Stated exercise:
Find the lines with "رجال" in them and copy them out.

Data entries:
# # # # #
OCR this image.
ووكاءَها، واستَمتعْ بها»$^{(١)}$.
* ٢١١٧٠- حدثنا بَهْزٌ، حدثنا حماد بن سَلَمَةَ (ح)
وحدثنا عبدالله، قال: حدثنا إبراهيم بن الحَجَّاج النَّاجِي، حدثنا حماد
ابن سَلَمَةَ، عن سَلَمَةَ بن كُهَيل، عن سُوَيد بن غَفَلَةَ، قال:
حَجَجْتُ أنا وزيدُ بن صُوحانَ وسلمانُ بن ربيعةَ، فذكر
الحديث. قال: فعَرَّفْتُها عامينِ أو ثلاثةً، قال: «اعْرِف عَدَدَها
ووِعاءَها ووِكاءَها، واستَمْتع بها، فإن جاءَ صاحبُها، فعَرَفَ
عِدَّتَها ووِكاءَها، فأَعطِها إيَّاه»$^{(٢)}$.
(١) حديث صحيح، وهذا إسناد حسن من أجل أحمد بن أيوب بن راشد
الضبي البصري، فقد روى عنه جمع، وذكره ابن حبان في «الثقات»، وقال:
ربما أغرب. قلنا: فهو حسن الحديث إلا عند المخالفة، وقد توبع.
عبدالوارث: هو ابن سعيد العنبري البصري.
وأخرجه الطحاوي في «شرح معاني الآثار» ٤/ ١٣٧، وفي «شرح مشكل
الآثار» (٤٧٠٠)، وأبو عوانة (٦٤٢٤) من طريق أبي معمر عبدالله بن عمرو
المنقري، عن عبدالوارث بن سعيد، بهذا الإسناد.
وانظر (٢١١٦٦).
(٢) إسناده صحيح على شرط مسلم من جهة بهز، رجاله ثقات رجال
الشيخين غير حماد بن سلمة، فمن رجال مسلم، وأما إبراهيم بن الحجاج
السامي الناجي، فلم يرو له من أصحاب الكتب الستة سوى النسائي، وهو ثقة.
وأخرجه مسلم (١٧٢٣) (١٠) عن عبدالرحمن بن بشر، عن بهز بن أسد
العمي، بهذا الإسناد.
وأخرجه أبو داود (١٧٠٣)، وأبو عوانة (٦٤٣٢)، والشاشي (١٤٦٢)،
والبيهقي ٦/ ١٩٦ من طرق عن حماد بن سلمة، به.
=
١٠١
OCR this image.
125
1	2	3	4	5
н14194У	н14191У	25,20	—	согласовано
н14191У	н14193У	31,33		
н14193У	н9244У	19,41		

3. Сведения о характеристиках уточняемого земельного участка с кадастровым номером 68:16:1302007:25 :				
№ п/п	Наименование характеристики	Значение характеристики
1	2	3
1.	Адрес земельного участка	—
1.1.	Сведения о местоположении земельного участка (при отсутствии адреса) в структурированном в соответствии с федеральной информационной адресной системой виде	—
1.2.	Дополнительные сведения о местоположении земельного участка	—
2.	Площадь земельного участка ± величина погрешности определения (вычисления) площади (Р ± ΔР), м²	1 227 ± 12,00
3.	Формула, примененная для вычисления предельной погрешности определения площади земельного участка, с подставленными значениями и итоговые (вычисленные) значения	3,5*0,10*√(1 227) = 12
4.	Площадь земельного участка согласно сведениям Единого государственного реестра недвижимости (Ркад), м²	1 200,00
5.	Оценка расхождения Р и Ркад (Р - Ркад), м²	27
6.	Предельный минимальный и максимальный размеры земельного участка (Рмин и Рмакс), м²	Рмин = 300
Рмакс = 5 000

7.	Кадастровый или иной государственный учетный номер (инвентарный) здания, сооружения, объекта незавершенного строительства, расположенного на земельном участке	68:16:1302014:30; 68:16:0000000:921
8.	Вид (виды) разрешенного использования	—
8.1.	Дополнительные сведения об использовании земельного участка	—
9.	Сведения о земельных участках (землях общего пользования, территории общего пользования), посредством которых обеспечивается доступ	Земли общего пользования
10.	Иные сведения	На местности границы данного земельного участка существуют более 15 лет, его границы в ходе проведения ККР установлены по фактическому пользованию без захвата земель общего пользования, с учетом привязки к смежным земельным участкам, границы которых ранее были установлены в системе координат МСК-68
# # # # #
Problem solution:
(٢) إسناده صحيح على شرط مسلم من جهة بهز، رجاله ثقات رجال
الشيخين غير حماد بن سلمة، فمن رجال مسلم، وأما إبراهيم بن الحجاج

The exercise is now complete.